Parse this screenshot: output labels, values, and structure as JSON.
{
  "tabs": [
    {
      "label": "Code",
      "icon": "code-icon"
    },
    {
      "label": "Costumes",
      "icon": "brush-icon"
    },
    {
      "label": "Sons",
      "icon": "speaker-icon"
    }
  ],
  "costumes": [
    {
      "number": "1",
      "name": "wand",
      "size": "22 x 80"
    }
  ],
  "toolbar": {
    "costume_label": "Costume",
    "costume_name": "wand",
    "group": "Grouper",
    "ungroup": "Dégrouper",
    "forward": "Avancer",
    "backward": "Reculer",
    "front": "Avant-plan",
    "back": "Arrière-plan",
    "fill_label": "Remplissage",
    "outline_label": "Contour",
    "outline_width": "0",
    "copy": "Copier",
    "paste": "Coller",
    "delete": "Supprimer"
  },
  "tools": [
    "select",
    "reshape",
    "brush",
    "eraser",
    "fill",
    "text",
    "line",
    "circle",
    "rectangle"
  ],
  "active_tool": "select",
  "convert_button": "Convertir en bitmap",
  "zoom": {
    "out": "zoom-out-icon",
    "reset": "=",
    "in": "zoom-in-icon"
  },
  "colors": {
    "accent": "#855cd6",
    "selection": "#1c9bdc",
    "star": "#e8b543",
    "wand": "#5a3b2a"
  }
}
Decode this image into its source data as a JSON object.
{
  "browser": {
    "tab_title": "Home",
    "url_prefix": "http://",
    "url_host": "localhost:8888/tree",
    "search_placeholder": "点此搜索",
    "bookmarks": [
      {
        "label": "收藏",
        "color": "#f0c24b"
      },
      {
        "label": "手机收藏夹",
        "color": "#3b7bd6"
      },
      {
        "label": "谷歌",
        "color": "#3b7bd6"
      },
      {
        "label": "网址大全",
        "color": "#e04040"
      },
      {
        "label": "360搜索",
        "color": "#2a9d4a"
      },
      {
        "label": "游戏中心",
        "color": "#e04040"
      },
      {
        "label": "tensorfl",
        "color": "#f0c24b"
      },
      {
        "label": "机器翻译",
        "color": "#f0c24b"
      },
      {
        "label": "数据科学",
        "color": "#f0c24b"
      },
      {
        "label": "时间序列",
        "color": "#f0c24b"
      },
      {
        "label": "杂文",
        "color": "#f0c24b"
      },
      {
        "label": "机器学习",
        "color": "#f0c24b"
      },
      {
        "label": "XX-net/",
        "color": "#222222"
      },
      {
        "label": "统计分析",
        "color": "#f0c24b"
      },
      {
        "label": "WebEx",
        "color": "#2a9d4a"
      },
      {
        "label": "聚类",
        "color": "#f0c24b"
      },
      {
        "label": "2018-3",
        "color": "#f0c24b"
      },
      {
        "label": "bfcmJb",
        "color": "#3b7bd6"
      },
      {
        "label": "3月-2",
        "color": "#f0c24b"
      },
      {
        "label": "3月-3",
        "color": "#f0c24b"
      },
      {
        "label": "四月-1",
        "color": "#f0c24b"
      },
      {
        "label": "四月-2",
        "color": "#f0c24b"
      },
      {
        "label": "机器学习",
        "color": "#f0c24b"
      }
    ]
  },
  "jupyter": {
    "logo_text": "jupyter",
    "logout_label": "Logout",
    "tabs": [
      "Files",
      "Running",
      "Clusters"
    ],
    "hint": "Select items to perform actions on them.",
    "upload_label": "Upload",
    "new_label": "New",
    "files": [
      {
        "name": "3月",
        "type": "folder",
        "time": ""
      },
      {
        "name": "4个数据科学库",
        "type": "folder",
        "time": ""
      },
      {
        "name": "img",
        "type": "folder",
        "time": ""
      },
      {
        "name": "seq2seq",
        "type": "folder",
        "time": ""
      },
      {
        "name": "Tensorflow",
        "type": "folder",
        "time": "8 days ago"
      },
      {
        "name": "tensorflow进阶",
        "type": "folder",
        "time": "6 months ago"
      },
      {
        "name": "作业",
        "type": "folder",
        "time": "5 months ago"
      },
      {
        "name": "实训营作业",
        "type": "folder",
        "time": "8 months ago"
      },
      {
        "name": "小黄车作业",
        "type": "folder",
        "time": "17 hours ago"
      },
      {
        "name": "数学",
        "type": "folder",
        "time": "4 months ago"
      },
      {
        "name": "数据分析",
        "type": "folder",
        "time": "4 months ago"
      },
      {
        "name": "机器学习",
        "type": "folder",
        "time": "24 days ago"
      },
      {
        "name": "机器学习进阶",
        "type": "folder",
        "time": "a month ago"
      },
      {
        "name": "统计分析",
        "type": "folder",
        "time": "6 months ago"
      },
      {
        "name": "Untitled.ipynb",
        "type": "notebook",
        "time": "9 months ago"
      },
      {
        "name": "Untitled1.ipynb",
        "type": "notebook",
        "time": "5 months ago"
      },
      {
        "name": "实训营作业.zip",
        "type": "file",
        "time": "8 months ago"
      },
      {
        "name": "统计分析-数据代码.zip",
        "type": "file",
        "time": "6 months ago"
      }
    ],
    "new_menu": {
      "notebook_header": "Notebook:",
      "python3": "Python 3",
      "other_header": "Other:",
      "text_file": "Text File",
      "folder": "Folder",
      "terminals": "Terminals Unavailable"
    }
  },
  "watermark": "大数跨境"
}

● **THE REQUEST**
Reproduce the entries above exactly.

● **TASK ANSWER**
Parse this screenshot: output labels, values, and structure as JSON.
{
  "tabs": [
    {
      "label": "Code",
      "icon": "code-icon"
    },
    {
      "label": "Costumes",
      "icon": "brush-icon"
    },
    {
      "label": "Sons",
      "icon": "speaker-icon"
    }
  ],
  "costumes": [
    {
      "number": "1",
      "name": "wand",
      "size": "22 x 80"
    }
  ],
  "toolbar": {
    "costume_label": "Costume",
    "costume_name": "wand",
    "group": "Grouper",
    "ungroup": "Dégrouper",
    "forward": "Avancer",
    "backward": "Reculer",
    "front": "Avant-plan",
    "back": "Arrière-plan",
    "fill_label": "Remplissage",
    "outline_label": "Contour",
    "outline_width": "0",
    "copy": "Copier",
    "paste": "Coller",
    "delete": "Supprimer"
  },
  "tools": [
    "select",
    "reshape",
    "brush",
    "eraser",
    "fill",
    "text",
    "line",
    "circle",
    "rectangle"
  ],
  "active_tool": "select",
  "convert_button": "Convertir en bitmap",
  "zoom": {
    "out": "zoom-out-icon",
    "reset": "=",
    "in": "zoom-in-icon"
  },
  "colors": {
    "accent": "#855cd6",
    "selection": "#1c9bdc",
    "star": "#e8b543",
    "wand": "#5a3b2a"
  }
}
Decode this image into its source data as a JSON object.
{
  "browser": {
    "tab_title": "Home",
    "url_prefix": "http://",
    "url_host": "localhost:8888/tree",
    "search_placeholder": "点此搜索",
    "bookmarks": [
      {
        "label": "收藏",
        "color": "#f0c24b"
      },
      {
        "label": "手机收藏夹",
        "color": "#3b7bd6"
      },
      {
        "label": "谷歌",
        "color": "#3b7bd6"
      },
      {
        "label": "网址大全",
        "color": "#e04040"
      },
      {
        "label": "360搜索",
        "color": "#2a9d4a"
      },
      {
        "label": "游戏中心",
        "color": "#e04040"
      },
      {
        "label": "tensorfl",
        "color": "#f0c24b"
      },
      {
        "label": "机器翻译",
        "color": "#f0c24b"
      },
      {
        "label": "数据科学",
        "color": "#f0c24b"
      },
      {
        "label": "时间序列",
        "color": "#f0c24b"
      },
      {
        "label": "杂文",
        "color": "#f0c24b"
      },
      {
        "label": "机器学习",
        "color": "#f0c24b"
      },
      {
        "label": "XX-net/",
        "color": "#222222"
      },
      {
        "label": "统计分析",
        "color": "#f0c24b"
      },
      {
        "label": "WebEx",
        "color": "#2a9d4a"
      },
      {
        "label": "聚类",
        "color": "#f0c24b"
      },
      {
        "label": "2018-3",
        "color": "#f0c24b"
      },
      {
        "label": "bfcmJb",
        "color": "#3b7bd6"
      },
      {
        "label": "3月-2",
        "color": "#f0c24b"
      },
      {
        "label": "3月-3",
        "color": "#f0c24b"
      },
      {
        "label": "四月-1",
        "color": "#f0c24b"
      },
      {
        "label": "四月-2",
        "color": "#f0c24b"
      },
      {
        "label": "机器学习",
        "color": "#f0c24b"
      }
    ]
  },
  "jupyter": {
    "logo_text": "jupyter",
    "logout_label": "Logout",
    "tabs": [
      "Files",
      "Running",
      "Clusters"
    ],
    "hint": "Select items to perform actions on them.",
    "upload_label": "Upload",
    "new_label": "New",
    "files": [
      {
        "name": "3月",
        "type": "folder",
        "time": ""
      },
      {
        "name": "4个数据科学库",
        "type": "folder",
        "time": ""
      },
      {
        "name": "img",
        "type": "folder",
        "time": ""
      },
      {
        "name": "seq2seq",
        "type": "folder",
        "time": ""
      },
      {
        "name": "Tensorflow",
        "type": "folder",
        "time": "8 days ago"
      },
      {
        "name": "tensorflow进阶",
        "type": "folder",
        "time": "6 months ago"
      },
      {
        "name": "作业",
        "type": "folder",
        "time": "5 months ago"
      },
      {
        "name": "实训营作业",
        "type": "folder",
        "time": "8 months ago"
      },
      {
        "name": "小黄车作业",
        "type": "folder",
        "time": "17 hours ago"
      },
      {
        "name": "数学",
        "type": "folder",
        "time": "4 months ago"
      },
      {
        "name": "数据分析",
        "type": "folder",
        "time": "4 months ago"
      },
      {
        "name": "机器学习",
        "type": "folder",
        "time": "24 days ago"
      },
      {
        "name": "机器学习进阶",
        "type": "folder",
        "time": "a month ago"
      },
      {
        "name": "统计分析",
        "type": "folder",
        "time": "6 months ago"
      },
      {
        "name": "Untitled.ipynb",
        "type": "notebook",
        "time": "9 months ago"
      },
      {
        "name": "Untitled1.ipynb",
        "type": "notebook",
        "time": "5 months ago"
      },
      {
        "name": "实训营作业.zip",
        "type": "file",
        "time": "8 months ago"
      },
      {
        "name": "统计分析-数据代码.zip",
        "type": "file",
        "time": "6 months ago"
      }
    ],
    "new_menu": {
      "notebook_header": "Notebook:",
      "python3": "Python 3",
      "other_header": "Other:",
      "text_file": "Text File",
      "folder": "Folder",
      "terminals": "Terminals Unavailable"
    }
  },
  "watermark": "大数跨境"
}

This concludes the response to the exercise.